Given instruction 1:
In the film review below, condense the paragraph that begins "Although speaking of horror" into one or two sentences, keeping its main points.

Avoid Like the Plague – THE BRIDE!
Sewn together out of dead parts then shocked into random motions that simulate human life but obviously isn’t. The Bride, or rather THE BRIDE! Is Maggie Gyllenhaal’s Hollywood nepo-baby feminist outrage porn gooning to itself.
The director claims she became a real director the day Donald Trump was first elected president, because that was the worst thing that ever happened in the history of women. It had to have been the work of patriarchy instead of the work of incompetent female politician who inspired Democrats across America the same way Mitt Romney did Republicans.
This film is the imagined fury of a spoiled rich woman who literally has nothing to be angry about. THE BRIDE! Is what happens when a second generation theater kid is given way too much money and told to do whatever with it. This film’s worst transgressions could have been forgiven if it had been a student film funded by kickstarter, but this bloated monstrosity has to be judged by the size of its $90 million budget. I am positive Batgirl was nowhere near this bad.
Seriously, what does Maggie Gyllenhaal have on David Zaslav?
When I reviewed James Gunn’s Creature Commandoes one of my many, many complaints was about DC’s The Bride, and that it was kind of a pity that in no version of the story, ever, has the Creature got the girl who was literally made for him.
I was surprised to find that no one had ever tried to make a version where that happens. In the book, Victor Frankenstein was so terrified by the possibility, he destroyed the bride while he was working on her. When I saw Del Toro’s Frankenstein, I was wondering what he could have done with a love story between the Bride and the Creature as a tale of gothic, apocalyptic, cosmic horror. The Bride separated from the Creature and declaring, “Mine and mine to me! I will tear Earth, shatter Heaven and ripoff the gates of Hell itself to bring him back to me!” A love that would end the world of men.
Talk about a Cursed Monkey Paw Wish.
I got what I wanted and I am living in horror at the abomination my casual desire brought into existence.
Although speaking of horror, this is not a horror film. The only terror it inspired was in Warner Brothers Marketing department when they first realized they somehow have to sell this thing to an unsuspecting public. The only thing these poor bastards could do was make the trailer as incoherent as possible to hide the movie’s plot.
Granted the movie did a pretty good job of hiding the plot all on its own.
The movie is not merely bad. It is confused about the story it thinks it is telling. Maggie Gyllenhaal seems to believe that Frankenstein is fundamentally a tale about male control over female bodies. That interpretation might sound plausible if you’ve never read the novel and only vaguely remember the Halloween mask.
The main character is the Ghost of Mary Shelley…
Darklings: This is going to be one of these reviews where you’re constantly saying, “I’m not joking, this happened” isn’t it?
The Dark Herald: I’ll try to restrain myself… It won’t be easy.

Given instruction 2:
In the first block of rows, rewrite everything from the row containing "- x-tick-label: 0.8: [566, 727, 593, 747]" down to the row containing "67, 63, 695]", replacing "axes-frame" with "axes-box" and leaving the rest unchanged. Give only those rows.

Data for this exercise:

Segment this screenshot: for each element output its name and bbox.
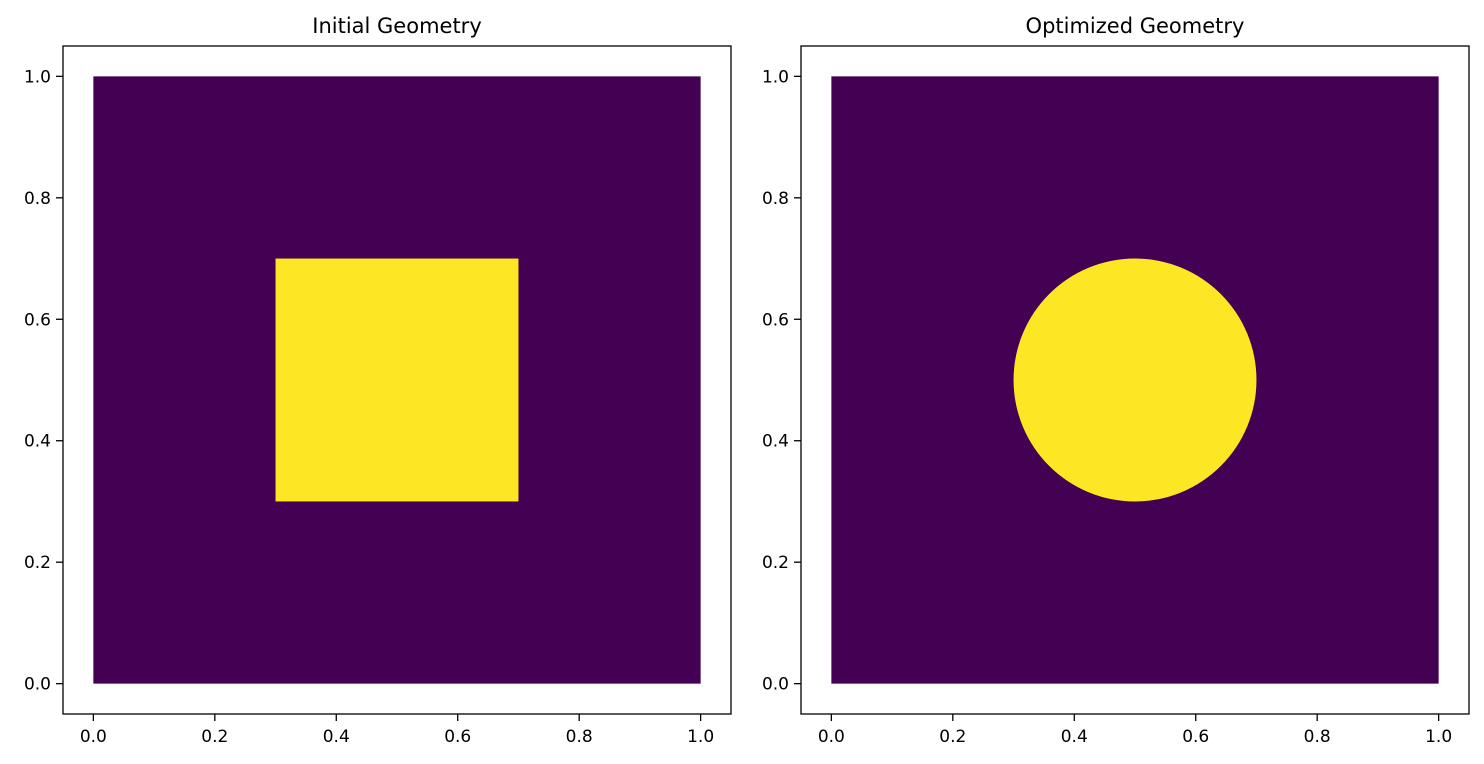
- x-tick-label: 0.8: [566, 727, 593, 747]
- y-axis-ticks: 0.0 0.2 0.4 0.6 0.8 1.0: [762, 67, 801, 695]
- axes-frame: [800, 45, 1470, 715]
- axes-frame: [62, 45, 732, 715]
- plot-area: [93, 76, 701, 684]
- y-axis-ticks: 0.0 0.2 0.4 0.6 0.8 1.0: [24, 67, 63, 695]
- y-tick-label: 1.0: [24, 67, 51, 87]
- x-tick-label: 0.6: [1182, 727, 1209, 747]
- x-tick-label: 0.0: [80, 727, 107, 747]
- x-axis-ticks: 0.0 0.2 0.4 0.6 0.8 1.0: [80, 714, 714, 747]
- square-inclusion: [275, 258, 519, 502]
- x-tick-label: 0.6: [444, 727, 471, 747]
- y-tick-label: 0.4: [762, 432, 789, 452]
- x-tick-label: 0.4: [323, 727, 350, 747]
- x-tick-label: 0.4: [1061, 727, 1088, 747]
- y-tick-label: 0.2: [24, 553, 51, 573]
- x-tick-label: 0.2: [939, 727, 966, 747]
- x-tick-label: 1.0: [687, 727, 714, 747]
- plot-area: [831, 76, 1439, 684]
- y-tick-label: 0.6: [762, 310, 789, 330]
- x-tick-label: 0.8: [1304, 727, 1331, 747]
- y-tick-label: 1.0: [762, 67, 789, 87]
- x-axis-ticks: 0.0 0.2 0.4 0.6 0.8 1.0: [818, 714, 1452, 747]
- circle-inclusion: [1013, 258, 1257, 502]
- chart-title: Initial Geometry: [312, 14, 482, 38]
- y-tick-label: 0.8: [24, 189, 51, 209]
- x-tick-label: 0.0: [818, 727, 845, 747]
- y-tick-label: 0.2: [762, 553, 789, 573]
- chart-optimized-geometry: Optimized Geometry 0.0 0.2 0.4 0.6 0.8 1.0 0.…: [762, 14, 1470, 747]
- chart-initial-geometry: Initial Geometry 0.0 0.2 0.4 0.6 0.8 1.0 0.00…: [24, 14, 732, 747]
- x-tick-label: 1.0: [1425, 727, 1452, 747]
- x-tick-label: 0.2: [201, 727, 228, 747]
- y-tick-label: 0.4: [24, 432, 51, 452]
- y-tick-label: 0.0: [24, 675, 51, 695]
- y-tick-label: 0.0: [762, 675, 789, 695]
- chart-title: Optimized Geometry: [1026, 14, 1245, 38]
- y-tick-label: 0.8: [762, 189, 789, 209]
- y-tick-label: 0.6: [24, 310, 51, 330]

* * *

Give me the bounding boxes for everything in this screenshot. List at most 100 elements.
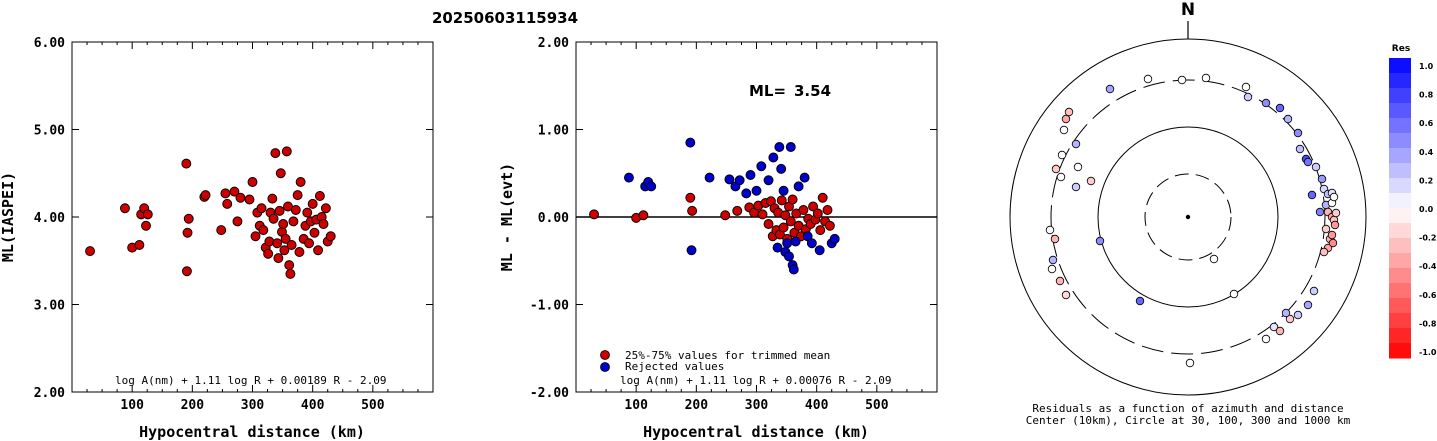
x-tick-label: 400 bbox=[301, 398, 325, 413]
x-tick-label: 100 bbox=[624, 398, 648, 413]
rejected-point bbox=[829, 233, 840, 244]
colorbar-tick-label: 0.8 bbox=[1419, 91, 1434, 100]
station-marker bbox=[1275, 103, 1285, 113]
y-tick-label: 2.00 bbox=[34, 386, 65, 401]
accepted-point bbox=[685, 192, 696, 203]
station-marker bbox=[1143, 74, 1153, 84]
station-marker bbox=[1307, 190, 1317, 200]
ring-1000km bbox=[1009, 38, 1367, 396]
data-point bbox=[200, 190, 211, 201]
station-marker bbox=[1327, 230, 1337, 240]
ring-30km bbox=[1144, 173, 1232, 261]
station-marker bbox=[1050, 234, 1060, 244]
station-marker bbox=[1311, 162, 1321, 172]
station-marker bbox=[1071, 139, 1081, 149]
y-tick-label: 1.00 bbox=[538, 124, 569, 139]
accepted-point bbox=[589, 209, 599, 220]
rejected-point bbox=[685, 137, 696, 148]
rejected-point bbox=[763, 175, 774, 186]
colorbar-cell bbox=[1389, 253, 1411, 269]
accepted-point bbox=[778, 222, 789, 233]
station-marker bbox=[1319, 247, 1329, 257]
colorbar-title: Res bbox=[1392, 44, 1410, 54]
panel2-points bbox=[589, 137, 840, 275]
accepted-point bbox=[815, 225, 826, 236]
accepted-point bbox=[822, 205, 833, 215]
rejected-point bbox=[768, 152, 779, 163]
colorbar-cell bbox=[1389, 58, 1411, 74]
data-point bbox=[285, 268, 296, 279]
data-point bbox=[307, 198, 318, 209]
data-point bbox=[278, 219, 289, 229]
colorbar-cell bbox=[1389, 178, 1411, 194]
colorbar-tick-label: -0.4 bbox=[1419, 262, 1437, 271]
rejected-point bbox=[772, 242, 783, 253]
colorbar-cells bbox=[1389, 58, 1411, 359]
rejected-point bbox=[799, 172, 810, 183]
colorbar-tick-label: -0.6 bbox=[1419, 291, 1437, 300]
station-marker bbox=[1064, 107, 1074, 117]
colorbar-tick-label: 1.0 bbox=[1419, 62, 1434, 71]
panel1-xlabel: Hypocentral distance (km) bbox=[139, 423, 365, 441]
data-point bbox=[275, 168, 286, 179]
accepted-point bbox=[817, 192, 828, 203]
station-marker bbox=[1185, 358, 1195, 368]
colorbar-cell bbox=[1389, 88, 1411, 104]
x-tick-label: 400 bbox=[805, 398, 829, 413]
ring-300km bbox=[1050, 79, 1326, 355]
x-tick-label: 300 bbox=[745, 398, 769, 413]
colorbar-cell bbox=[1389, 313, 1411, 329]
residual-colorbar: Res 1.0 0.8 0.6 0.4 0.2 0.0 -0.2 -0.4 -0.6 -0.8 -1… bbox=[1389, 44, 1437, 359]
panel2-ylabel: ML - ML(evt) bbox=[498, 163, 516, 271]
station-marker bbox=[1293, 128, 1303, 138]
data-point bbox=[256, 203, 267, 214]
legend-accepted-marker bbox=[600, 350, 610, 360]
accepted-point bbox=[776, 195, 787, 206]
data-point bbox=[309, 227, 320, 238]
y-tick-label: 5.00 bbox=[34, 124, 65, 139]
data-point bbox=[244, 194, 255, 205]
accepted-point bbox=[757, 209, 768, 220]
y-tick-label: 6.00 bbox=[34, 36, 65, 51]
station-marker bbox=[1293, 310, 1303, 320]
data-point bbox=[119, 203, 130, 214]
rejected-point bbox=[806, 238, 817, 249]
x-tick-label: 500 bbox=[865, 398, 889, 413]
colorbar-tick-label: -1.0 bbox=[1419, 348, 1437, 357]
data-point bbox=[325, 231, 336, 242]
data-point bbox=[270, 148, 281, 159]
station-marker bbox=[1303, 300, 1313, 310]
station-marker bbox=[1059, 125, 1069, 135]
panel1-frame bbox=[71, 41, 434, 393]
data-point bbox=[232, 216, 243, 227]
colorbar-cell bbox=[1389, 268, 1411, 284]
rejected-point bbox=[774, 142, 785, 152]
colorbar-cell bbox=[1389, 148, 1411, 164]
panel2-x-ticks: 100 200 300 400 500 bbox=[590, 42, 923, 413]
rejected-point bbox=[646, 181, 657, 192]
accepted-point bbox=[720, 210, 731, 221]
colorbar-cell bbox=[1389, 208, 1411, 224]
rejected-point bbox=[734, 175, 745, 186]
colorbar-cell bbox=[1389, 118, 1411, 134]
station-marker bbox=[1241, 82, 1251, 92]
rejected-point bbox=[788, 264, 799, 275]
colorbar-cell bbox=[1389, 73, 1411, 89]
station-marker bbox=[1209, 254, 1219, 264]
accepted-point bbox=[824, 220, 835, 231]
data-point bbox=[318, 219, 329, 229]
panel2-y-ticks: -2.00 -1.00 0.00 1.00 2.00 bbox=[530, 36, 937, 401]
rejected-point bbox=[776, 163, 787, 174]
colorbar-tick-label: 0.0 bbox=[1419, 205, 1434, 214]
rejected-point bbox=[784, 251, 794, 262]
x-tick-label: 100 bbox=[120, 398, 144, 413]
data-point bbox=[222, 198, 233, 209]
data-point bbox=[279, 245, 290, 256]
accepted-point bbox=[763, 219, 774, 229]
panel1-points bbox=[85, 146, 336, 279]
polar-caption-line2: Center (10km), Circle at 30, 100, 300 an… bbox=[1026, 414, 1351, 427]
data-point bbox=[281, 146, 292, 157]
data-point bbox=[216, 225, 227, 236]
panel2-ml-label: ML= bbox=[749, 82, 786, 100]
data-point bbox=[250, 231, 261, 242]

Final answer 1:
The reviewer says the movie is not a horror film. The only terror it caused was in Warner Brothers' marketing department, which had to sell it to an unsuspecting public and could only make the trailer as incoherent as possible to hide the plot.

Final answer 2:
- x-tick-label: 0.8: [566, 727, 593, 747]
- y-axis-ticks: 0.0 0.2 0.4 0.6 0.8 1.0: [762, 67, 801, 695]
- axes-box: [800, 45, 1470, 715]
- axes-box: [62, 45, 732, 715]
- plot-area: [93, 76, 701, 684]
- y-axis-ticks: 0.0 0.2 0.4 0.6 0.8 1.0: [24, 67, 63, 695]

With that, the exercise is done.